Exercise
Please reproduce every line of the listing below exactly as it stands, with no changes.

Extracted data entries
+++++

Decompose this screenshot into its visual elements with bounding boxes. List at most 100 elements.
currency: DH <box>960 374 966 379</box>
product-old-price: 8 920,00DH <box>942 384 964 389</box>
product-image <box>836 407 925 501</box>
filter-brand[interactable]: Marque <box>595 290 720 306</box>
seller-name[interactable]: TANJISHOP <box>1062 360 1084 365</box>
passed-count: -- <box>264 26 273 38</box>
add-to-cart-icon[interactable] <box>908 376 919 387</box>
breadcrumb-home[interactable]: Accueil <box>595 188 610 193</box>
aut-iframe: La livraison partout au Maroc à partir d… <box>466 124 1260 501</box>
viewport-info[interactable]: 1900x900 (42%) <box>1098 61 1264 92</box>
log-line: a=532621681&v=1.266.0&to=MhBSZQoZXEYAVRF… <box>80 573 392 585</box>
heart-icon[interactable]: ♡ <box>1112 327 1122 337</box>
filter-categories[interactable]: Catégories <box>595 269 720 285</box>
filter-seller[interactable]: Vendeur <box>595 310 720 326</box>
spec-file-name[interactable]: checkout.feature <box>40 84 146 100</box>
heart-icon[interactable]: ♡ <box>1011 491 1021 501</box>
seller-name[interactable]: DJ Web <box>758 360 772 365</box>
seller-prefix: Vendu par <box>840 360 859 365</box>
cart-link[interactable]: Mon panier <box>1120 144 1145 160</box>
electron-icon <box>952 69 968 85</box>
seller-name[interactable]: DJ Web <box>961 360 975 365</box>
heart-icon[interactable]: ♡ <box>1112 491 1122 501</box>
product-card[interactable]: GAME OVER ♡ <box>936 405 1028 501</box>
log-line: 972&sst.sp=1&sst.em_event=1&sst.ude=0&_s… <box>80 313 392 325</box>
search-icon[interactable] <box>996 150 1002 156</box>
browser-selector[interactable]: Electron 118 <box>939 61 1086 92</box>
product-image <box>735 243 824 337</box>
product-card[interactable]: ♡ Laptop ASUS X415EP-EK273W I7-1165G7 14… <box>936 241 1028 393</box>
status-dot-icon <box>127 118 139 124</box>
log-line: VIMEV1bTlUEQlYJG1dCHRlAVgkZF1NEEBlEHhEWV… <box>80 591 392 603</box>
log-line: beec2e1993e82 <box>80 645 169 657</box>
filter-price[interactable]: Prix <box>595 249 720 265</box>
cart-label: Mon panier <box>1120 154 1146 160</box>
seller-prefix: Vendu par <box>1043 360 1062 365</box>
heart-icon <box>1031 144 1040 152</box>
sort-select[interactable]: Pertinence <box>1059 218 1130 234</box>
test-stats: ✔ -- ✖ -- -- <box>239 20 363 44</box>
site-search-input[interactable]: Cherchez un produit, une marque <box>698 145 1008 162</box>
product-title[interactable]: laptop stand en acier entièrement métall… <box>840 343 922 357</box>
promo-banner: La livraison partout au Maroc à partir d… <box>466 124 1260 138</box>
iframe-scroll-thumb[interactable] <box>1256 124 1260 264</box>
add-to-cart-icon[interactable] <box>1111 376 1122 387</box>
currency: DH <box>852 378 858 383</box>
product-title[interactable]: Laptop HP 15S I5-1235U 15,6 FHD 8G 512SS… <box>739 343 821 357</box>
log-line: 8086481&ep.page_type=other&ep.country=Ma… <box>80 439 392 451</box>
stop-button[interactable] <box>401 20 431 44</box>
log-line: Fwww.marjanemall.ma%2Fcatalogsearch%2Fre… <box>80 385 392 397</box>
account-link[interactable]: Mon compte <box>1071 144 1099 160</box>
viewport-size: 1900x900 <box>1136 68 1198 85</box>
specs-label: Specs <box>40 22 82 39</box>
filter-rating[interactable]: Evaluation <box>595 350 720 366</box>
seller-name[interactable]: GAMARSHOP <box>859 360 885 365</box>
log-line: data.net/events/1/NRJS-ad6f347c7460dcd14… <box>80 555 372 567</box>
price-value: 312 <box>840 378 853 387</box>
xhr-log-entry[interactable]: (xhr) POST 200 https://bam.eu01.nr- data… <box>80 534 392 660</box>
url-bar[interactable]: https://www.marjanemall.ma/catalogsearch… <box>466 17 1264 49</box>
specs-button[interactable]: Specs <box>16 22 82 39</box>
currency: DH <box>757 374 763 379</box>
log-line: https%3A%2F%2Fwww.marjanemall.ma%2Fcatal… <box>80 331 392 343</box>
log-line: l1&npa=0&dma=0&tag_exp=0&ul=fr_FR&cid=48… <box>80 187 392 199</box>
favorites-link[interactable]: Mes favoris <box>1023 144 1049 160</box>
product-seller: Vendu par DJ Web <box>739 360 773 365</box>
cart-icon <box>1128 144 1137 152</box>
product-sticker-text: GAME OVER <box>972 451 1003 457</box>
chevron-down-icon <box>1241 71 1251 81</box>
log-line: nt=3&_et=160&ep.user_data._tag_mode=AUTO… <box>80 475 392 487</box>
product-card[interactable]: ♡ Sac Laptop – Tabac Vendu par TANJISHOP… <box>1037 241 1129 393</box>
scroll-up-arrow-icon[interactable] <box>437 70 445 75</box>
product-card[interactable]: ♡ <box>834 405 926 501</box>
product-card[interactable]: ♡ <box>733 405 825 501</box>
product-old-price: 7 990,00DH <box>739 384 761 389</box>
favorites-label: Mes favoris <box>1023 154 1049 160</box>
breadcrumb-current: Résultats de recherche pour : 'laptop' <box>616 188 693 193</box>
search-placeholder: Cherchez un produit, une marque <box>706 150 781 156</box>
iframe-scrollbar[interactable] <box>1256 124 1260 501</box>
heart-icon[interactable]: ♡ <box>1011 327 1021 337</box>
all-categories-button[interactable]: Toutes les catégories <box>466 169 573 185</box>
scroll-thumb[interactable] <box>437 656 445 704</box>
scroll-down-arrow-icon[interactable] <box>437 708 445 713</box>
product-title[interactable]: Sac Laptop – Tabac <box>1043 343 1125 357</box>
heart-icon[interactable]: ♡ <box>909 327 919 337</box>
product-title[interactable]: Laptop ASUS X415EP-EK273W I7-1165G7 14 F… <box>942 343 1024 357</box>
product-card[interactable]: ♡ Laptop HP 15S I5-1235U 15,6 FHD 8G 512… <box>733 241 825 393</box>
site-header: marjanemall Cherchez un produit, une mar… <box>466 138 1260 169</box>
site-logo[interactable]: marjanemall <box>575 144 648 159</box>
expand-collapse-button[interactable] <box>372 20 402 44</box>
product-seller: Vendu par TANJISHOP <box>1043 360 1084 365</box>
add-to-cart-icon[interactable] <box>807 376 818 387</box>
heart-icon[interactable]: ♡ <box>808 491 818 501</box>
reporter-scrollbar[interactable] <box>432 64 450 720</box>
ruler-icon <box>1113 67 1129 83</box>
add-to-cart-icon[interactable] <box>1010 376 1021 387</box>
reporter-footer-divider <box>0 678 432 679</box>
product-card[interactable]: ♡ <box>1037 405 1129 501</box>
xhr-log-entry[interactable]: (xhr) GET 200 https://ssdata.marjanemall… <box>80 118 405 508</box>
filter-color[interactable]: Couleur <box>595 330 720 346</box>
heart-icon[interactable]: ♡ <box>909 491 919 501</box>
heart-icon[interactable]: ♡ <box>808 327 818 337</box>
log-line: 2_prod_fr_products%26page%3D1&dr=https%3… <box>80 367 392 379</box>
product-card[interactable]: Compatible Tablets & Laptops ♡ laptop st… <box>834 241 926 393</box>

+++++

Result for this task
Decompose this screenshot into its visual elements with bounding boxes. List at most 100 elements.
currency: DH <box>960 374 966 379</box>
product-old-price: 8 920,00DH <box>942 384 964 389</box>
product-image <box>836 407 925 501</box>
filter-brand[interactable]: Marque <box>595 290 720 306</box>
seller-name[interactable]: TANJISHOP <box>1062 360 1084 365</box>
passed-count: -- <box>264 26 273 38</box>
add-to-cart-icon[interactable] <box>908 376 919 387</box>
breadcrumb-home[interactable]: Accueil <box>595 188 610 193</box>
aut-iframe: La livraison partout au Maroc à partir d… <box>466 124 1260 501</box>
viewport-info[interactable]: 1900x900 (42%) <box>1098 61 1264 92</box>
log-line: a=532621681&v=1.266.0&to=MhBSZQoZXEYAVRF… <box>80 573 392 585</box>
heart-icon[interactable]: ♡ <box>1112 327 1122 337</box>
filter-categories[interactable]: Catégories <box>595 269 720 285</box>
filter-seller[interactable]: Vendeur <box>595 310 720 326</box>
spec-file-name[interactable]: checkout.feature <box>40 84 146 100</box>
heart-icon[interactable]: ♡ <box>1011 491 1021 501</box>
seller-name[interactable]: DJ Web <box>758 360 772 365</box>
seller-prefix: Vendu par <box>840 360 859 365</box>
cart-link[interactable]: Mon panier <box>1120 144 1145 160</box>
electron-icon <box>952 69 968 85</box>
seller-name[interactable]: DJ Web <box>961 360 975 365</box>
heart-icon[interactable]: ♡ <box>1112 491 1122 501</box>
product-card[interactable]: GAME OVER ♡ <box>936 405 1028 501</box>
log-line: 972&sst.sp=1&sst.em_event=1&sst.ude=0&_s… <box>80 313 392 325</box>
search-icon[interactable] <box>996 150 1002 156</box>
browser-selector[interactable]: Electron 118 <box>939 61 1086 92</box>
product-image <box>735 243 824 337</box>
product-card[interactable]: ♡ Laptop ASUS X415EP-EK273W I7-1165G7 14… <box>936 241 1028 393</box>
status-dot-icon <box>127 118 139 124</box>
log-line: VIMEV1bTlUEQlYJG1dCHRlAVgkZF1NEEBlEHhEWV… <box>80 591 392 603</box>
log-line: beec2e1993e82 <box>80 645 169 657</box>
filter-price[interactable]: Prix <box>595 249 720 265</box>
cart-label: Mon panier <box>1120 154 1146 160</box>
seller-prefix: Vendu par <box>1043 360 1062 365</box>
heart-icon <box>1031 144 1040 152</box>
sort-select[interactable]: Pertinence <box>1059 218 1130 234</box>
test-stats: ✔ -- ✖ -- -- <box>239 20 363 44</box>
site-search-input[interactable]: Cherchez un produit, une marque <box>698 145 1008 162</box>
product-title[interactable]: laptop stand en acier entièrement métall… <box>840 343 922 357</box>
promo-banner: La livraison partout au Maroc à partir d… <box>466 124 1260 138</box>
iframe-scroll-thumb[interactable] <box>1256 124 1260 264</box>
add-to-cart-icon[interactable] <box>1111 376 1122 387</box>
currency: DH <box>852 378 858 383</box>
product-title[interactable]: Laptop HP 15S I5-1235U 15,6 FHD 8G 512SS… <box>739 343 821 357</box>
log-line: 8086481&ep.page_type=other&ep.country=Ma… <box>80 439 392 451</box>
stop-button[interactable] <box>401 20 431 44</box>
log-line: Fwww.marjanemall.ma%2Fcatalogsearch%2Fre… <box>80 385 392 397</box>
account-link[interactable]: Mon compte <box>1071 144 1099 160</box>
viewport-size: 1900x900 <box>1136 68 1198 85</box>
specs-label: Specs <box>40 22 82 39</box>
filter-rating[interactable]: Evaluation <box>595 350 720 366</box>
seller-name[interactable]: GAMARSHOP <box>859 360 885 365</box>
log-line: data.net/events/1/NRJS-ad6f347c7460dcd14… <box>80 555 372 567</box>
price-value: 312 <box>840 378 853 387</box>
xhr-log-entry[interactable]: (xhr) POST 200 https://bam.eu01.nr- data… <box>80 534 392 660</box>
url-bar[interactable]: https://www.marjanemall.ma/catalogsearch… <box>466 17 1264 49</box>
specs-button[interactable]: Specs <box>16 22 82 39</box>
currency: DH <box>757 374 763 379</box>
log-line: https%3A%2F%2Fwww.marjanemall.ma%2Fcatal… <box>80 331 392 343</box>
log-line: l1&npa=0&dma=0&tag_exp=0&ul=fr_FR&cid=48… <box>80 187 392 199</box>
favorites-link[interactable]: Mes favoris <box>1023 144 1049 160</box>
product-seller: Vendu par DJ Web <box>739 360 773 365</box>
cart-icon <box>1128 144 1137 152</box>
product-sticker-text: GAME OVER <box>972 451 1003 457</box>
chevron-down-icon <box>1241 71 1251 81</box>
log-line: nt=3&_et=160&ep.user_data._tag_mode=AUTO… <box>80 475 392 487</box>
product-card[interactable]: ♡ Sac Laptop – Tabac Vendu par TANJISHOP… <box>1037 241 1129 393</box>
scroll-up-arrow-icon[interactable] <box>437 70 445 75</box>
product-card[interactable]: ♡ <box>834 405 926 501</box>
product-card[interactable]: ♡ <box>733 405 825 501</box>
product-old-price: 7 990,00DH <box>739 384 761 389</box>
favorites-label: Mes favoris <box>1023 154 1049 160</box>
breadcrumb-current: Résultats de recherche pour : 'laptop' <box>616 188 693 193</box>
search-placeholder: Cherchez un produit, une marque <box>706 150 781 156</box>
iframe-scrollbar[interactable] <box>1256 124 1260 501</box>
heart-icon[interactable]: ♡ <box>1011 327 1021 337</box>
all-categories-button[interactable]: Toutes les catégories <box>466 169 573 185</box>
scroll-thumb[interactable] <box>437 656 445 704</box>
scroll-down-arrow-icon[interactable] <box>437 708 445 713</box>
product-title[interactable]: Sac Laptop – Tabac <box>1043 343 1125 357</box>
heart-icon[interactable]: ♡ <box>909 327 919 337</box>
product-title[interactable]: Laptop ASUS X415EP-EK273W I7-1165G7 14 F… <box>942 343 1024 357</box>
product-card[interactable]: ♡ Laptop HP 15S I5-1235U 15,6 FHD 8G 512… <box>733 241 825 393</box>
site-header: marjanemall Cherchez un produit, une mar… <box>466 138 1260 169</box>
site-logo[interactable]: marjanemall <box>575 144 648 159</box>
expand-collapse-button[interactable] <box>372 20 402 44</box>
product-seller: Vendu par TANJISHOP <box>1043 360 1084 365</box>
add-to-cart-icon[interactable] <box>807 376 818 387</box>
heart-icon[interactable]: ♡ <box>808 491 818 501</box>
reporter-scrollbar[interactable] <box>432 64 450 720</box>
ruler-icon <box>1113 67 1129 83</box>
add-to-cart-icon[interactable] <box>1010 376 1021 387</box>
reporter-footer-divider <box>0 678 432 679</box>
product-card[interactable]: ♡ <box>1037 405 1129 501</box>
xhr-log-entry[interactable]: (xhr) GET 200 https://ssdata.marjanemall… <box>80 118 405 508</box>
filter-color[interactable]: Couleur <box>595 330 720 346</box>
heart-icon[interactable]: ♡ <box>909 491 919 501</box>
heart-icon[interactable]: ♡ <box>808 327 818 337</box>
log-line: 2_prod_fr_products%26page%3D1&dr=https%3… <box>80 367 392 379</box>
product-card[interactable]: Compatible Tablets & Laptops ♡ laptop st… <box>834 241 926 393</box>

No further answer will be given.